**EXCERPTED DATA**
**********

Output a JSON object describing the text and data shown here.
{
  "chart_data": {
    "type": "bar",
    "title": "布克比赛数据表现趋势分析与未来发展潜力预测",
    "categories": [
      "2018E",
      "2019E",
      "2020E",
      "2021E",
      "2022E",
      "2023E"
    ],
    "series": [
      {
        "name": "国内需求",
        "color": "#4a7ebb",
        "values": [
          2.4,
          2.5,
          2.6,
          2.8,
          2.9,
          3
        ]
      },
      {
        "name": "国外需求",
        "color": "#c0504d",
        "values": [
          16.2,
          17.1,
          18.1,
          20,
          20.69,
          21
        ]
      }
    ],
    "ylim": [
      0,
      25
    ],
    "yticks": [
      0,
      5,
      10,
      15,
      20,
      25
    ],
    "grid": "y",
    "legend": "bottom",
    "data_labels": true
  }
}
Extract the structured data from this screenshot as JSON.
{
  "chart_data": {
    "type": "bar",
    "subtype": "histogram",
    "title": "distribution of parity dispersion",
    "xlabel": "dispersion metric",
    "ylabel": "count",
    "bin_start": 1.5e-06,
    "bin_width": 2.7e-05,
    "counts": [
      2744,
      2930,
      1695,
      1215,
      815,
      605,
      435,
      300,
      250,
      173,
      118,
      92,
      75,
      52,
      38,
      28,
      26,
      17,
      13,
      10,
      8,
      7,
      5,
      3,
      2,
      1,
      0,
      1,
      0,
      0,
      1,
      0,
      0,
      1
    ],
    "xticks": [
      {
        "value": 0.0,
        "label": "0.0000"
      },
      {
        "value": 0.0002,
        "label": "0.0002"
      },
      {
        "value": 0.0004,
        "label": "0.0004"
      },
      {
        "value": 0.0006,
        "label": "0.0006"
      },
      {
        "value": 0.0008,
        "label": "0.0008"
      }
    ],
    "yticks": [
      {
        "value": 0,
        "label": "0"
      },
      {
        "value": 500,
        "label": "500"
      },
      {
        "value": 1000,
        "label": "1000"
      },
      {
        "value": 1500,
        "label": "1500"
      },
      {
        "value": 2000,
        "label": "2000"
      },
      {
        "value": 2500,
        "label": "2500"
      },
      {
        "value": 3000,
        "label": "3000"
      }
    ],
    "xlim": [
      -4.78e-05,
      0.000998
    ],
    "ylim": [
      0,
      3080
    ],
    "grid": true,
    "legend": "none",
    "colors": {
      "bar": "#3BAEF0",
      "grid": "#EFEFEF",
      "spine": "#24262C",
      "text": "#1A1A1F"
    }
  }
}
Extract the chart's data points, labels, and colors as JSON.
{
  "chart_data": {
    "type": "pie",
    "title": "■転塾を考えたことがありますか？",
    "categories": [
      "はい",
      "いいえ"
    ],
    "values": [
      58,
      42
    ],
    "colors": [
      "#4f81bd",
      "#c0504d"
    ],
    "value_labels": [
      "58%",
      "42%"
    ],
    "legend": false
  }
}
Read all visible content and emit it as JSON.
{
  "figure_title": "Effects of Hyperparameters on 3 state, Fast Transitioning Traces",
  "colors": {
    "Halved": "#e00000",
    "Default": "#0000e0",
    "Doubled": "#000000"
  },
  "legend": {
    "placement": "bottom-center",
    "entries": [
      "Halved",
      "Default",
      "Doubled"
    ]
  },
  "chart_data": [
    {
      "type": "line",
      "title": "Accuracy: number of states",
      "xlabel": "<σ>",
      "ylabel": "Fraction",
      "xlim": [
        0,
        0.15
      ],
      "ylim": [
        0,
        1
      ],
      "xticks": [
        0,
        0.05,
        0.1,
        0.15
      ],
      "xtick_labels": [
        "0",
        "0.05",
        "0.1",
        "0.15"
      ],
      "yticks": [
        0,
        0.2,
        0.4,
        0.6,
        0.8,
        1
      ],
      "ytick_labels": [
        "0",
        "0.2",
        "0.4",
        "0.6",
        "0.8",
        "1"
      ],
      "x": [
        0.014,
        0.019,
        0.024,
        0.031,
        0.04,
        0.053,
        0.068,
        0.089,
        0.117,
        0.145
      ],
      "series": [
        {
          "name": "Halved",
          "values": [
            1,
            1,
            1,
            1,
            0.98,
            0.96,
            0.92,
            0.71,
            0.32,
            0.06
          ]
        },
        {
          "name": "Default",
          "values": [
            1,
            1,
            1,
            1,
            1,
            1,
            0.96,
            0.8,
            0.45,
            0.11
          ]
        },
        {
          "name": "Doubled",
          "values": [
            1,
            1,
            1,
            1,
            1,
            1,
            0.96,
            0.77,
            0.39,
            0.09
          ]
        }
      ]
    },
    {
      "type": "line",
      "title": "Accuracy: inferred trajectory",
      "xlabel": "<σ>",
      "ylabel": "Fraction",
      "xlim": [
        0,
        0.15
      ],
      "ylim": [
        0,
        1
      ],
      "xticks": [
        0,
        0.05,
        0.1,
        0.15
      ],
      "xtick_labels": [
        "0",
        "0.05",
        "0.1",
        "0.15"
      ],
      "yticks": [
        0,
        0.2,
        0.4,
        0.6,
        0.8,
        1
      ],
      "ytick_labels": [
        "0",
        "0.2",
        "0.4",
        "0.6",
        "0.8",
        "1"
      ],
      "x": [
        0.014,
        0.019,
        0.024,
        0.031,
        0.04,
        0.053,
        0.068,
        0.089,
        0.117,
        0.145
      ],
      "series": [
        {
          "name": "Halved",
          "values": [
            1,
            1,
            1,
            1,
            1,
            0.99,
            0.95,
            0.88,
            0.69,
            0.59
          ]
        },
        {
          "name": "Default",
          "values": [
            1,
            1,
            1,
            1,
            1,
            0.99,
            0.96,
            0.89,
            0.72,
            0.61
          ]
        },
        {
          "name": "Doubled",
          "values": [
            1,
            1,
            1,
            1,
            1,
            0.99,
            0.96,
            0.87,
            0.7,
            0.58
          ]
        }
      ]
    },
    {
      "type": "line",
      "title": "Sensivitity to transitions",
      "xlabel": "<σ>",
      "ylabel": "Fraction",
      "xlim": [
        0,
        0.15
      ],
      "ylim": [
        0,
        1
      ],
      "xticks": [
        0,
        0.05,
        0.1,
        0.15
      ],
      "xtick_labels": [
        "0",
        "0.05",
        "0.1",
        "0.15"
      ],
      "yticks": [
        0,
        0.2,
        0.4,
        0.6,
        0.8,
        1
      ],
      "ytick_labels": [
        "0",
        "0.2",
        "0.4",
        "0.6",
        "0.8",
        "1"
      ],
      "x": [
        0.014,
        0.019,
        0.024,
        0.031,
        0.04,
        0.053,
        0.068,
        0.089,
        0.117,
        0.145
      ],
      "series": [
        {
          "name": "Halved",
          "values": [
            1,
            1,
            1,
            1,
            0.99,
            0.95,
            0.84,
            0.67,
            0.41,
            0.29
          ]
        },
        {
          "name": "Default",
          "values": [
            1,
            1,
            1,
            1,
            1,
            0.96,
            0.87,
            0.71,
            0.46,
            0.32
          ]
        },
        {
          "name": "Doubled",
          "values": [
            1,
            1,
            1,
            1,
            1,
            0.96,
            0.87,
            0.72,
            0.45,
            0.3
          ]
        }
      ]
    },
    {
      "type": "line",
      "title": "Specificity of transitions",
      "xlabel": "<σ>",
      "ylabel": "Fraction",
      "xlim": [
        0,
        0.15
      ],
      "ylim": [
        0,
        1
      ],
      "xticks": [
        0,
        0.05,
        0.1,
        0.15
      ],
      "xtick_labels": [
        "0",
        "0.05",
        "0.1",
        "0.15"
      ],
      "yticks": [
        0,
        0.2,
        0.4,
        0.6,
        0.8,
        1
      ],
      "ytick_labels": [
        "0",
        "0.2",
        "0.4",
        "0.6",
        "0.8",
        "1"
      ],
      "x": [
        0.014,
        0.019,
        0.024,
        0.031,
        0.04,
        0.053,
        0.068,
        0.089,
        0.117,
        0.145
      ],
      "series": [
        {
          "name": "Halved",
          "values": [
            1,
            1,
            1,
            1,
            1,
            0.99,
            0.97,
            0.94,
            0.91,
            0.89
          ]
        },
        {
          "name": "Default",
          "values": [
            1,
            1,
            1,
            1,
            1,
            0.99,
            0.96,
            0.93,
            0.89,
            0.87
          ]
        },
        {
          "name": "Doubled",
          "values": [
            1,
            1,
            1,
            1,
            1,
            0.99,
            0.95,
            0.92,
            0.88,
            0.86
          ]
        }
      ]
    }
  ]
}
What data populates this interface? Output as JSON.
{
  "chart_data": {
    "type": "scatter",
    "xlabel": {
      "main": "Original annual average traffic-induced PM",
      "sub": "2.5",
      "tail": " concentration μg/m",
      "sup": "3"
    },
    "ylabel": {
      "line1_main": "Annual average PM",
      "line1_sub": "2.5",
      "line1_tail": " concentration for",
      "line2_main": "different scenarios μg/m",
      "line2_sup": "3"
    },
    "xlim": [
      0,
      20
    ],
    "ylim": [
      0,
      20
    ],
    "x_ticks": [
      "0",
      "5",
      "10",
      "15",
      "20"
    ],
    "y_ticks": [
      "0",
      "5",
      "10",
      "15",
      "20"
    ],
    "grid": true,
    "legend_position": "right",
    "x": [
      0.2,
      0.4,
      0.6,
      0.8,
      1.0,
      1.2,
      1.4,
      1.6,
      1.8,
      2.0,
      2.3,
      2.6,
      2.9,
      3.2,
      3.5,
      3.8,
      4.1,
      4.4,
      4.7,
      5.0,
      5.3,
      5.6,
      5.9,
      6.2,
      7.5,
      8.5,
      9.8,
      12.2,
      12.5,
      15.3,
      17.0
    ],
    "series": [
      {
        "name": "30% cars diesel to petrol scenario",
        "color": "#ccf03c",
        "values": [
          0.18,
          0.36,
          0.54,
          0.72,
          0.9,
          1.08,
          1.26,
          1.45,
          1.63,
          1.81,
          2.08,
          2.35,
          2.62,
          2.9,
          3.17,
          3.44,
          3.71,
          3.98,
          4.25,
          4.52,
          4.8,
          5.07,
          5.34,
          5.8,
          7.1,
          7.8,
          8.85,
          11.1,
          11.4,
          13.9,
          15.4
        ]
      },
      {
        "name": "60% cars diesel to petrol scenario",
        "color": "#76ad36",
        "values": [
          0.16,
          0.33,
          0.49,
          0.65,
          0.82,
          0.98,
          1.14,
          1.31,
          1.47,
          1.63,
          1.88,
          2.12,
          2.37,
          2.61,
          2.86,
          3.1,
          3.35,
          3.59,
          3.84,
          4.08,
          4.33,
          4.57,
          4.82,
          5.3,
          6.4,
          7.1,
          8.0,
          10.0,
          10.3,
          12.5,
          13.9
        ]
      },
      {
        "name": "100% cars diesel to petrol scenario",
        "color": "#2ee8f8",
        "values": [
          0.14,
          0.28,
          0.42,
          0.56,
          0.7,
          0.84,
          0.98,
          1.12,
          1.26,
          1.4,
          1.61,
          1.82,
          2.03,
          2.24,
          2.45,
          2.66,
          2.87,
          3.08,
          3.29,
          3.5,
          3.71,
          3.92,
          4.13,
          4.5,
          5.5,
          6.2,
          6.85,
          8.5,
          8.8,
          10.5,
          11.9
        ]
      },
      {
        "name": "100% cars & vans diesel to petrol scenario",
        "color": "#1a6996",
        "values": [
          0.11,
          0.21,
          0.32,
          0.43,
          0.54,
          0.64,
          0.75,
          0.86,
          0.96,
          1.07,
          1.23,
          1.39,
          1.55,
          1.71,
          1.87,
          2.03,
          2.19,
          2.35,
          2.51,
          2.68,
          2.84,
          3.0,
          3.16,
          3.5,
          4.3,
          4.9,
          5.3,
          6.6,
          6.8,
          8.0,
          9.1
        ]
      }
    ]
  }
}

**********

**OBJECTIVE**
Extract every line above that contains the word "Output".

**FINISHED ANSWER**
Output a JSON object describing the text and data shown here.
What data populates this interface? Output as JSON.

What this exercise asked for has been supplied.